[Rows from a dataset]
= = =

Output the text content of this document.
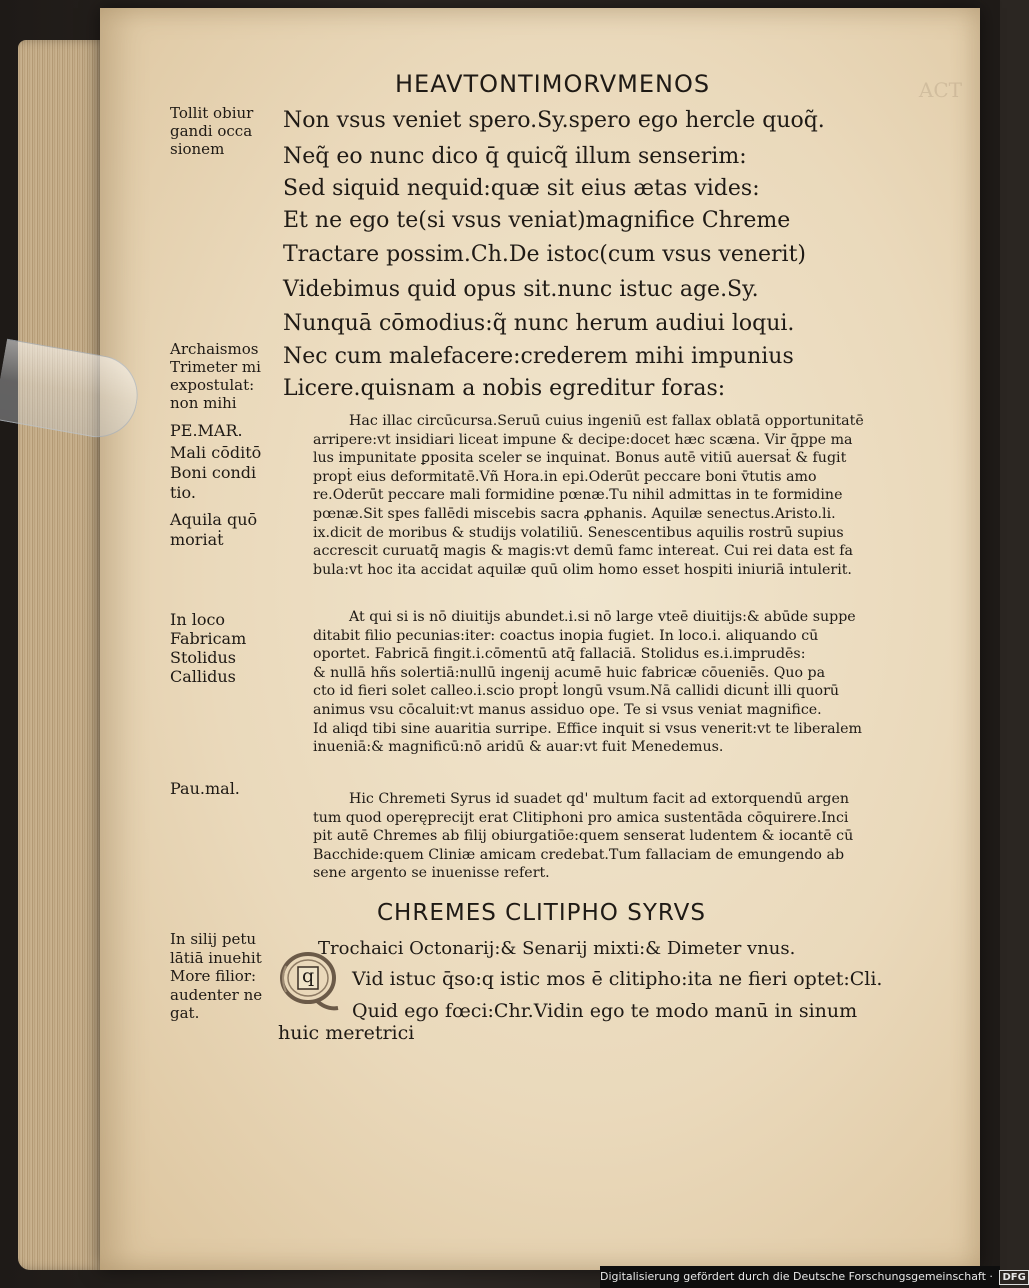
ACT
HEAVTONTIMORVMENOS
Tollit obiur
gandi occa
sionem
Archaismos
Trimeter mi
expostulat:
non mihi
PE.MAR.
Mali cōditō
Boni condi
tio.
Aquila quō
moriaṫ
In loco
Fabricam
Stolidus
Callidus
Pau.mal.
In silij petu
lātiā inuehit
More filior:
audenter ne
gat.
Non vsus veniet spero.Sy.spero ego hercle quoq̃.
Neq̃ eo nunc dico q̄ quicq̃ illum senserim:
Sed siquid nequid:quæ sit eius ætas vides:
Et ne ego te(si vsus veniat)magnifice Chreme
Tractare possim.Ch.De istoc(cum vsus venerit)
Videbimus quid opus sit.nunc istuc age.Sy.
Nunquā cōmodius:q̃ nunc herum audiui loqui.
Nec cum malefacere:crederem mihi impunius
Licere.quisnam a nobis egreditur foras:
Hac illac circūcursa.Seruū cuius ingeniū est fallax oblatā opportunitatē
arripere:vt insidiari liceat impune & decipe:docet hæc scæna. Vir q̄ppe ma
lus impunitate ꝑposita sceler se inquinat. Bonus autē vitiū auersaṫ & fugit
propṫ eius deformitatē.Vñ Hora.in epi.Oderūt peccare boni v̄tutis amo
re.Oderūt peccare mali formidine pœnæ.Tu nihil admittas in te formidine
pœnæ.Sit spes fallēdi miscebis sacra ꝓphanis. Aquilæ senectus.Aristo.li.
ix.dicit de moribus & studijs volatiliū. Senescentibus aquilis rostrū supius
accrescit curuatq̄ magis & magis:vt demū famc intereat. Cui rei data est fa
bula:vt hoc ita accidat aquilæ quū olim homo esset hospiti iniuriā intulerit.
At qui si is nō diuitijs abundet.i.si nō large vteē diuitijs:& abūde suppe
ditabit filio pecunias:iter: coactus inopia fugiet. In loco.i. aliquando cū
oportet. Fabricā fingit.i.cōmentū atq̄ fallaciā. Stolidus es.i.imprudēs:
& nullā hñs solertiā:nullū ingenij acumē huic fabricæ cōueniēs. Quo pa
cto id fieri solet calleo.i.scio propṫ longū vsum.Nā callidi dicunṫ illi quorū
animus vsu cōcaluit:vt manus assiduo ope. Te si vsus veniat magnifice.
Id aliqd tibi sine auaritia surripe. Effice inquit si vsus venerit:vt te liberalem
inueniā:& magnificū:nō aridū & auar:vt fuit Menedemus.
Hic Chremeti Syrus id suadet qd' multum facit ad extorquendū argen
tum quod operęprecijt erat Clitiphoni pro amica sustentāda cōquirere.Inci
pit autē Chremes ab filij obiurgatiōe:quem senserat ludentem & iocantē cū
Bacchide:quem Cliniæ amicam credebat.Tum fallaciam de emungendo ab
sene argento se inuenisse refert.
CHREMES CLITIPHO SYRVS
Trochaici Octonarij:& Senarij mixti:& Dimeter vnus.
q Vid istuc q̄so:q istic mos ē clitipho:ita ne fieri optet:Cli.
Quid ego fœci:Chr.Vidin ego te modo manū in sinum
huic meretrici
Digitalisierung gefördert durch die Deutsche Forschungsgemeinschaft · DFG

= = =

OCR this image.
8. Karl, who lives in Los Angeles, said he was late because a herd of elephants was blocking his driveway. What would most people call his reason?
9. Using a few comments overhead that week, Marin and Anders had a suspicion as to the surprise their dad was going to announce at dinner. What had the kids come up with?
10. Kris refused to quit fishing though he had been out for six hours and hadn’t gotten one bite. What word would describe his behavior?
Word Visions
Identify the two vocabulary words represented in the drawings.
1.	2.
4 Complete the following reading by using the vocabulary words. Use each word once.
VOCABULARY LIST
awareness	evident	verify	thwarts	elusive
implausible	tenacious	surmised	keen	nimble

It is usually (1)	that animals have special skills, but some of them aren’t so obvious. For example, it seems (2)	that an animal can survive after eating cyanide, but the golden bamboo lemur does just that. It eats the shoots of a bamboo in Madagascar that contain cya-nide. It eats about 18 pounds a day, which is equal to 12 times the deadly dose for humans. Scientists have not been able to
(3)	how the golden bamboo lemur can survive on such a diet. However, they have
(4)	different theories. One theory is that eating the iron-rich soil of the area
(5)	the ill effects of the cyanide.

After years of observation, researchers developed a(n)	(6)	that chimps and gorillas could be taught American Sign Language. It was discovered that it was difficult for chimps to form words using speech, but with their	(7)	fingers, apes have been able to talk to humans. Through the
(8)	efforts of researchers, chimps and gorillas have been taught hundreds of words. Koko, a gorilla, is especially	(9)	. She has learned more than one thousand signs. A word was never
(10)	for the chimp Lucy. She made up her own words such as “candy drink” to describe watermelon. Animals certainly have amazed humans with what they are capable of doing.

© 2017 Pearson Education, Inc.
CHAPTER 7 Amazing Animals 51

= = =

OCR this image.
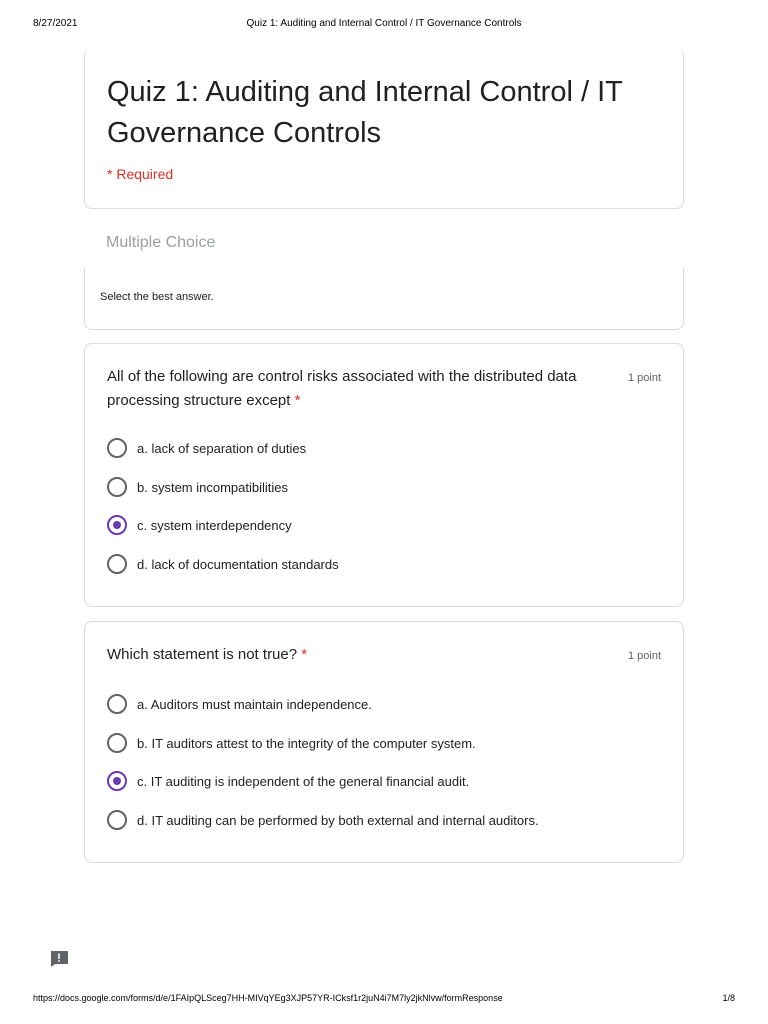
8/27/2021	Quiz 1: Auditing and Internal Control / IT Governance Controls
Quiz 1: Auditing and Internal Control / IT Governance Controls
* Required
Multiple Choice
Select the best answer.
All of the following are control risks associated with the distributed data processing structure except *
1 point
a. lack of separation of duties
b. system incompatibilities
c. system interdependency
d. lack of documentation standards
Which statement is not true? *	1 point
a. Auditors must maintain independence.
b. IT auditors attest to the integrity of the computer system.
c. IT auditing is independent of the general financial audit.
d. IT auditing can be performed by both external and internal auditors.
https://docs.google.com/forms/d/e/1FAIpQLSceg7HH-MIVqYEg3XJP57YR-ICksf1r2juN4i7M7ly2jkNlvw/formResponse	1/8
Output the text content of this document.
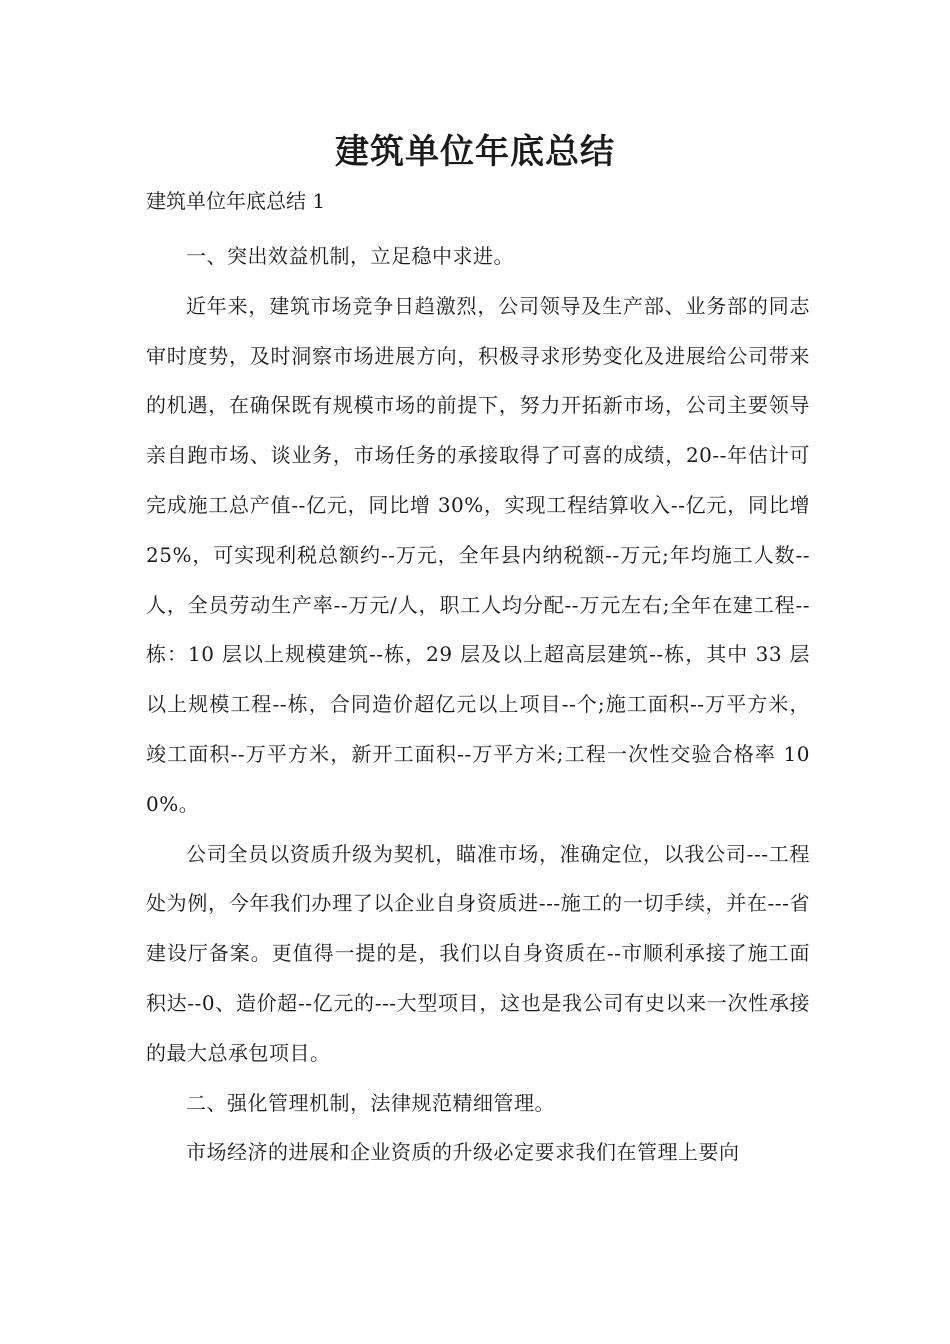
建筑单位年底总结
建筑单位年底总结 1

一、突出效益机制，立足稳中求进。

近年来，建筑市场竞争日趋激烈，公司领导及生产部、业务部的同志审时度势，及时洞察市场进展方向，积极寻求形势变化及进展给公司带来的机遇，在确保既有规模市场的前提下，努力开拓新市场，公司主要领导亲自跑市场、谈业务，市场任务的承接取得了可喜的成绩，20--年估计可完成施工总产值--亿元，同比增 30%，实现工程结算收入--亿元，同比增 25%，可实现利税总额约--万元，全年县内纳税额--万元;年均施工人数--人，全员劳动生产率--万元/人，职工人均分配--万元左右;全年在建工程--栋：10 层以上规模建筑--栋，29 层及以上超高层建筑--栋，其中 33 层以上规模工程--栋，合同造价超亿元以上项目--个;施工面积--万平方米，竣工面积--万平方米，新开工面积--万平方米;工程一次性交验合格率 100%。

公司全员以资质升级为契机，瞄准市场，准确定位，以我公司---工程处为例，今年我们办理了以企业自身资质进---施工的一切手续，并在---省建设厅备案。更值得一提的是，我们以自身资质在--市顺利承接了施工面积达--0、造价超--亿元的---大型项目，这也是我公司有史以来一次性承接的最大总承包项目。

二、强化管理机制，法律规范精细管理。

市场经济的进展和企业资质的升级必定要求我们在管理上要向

= = =

Exercise aim: Your task is to report how many lines of the material include the string "eating". Give the number and no other words.

Complete output: 2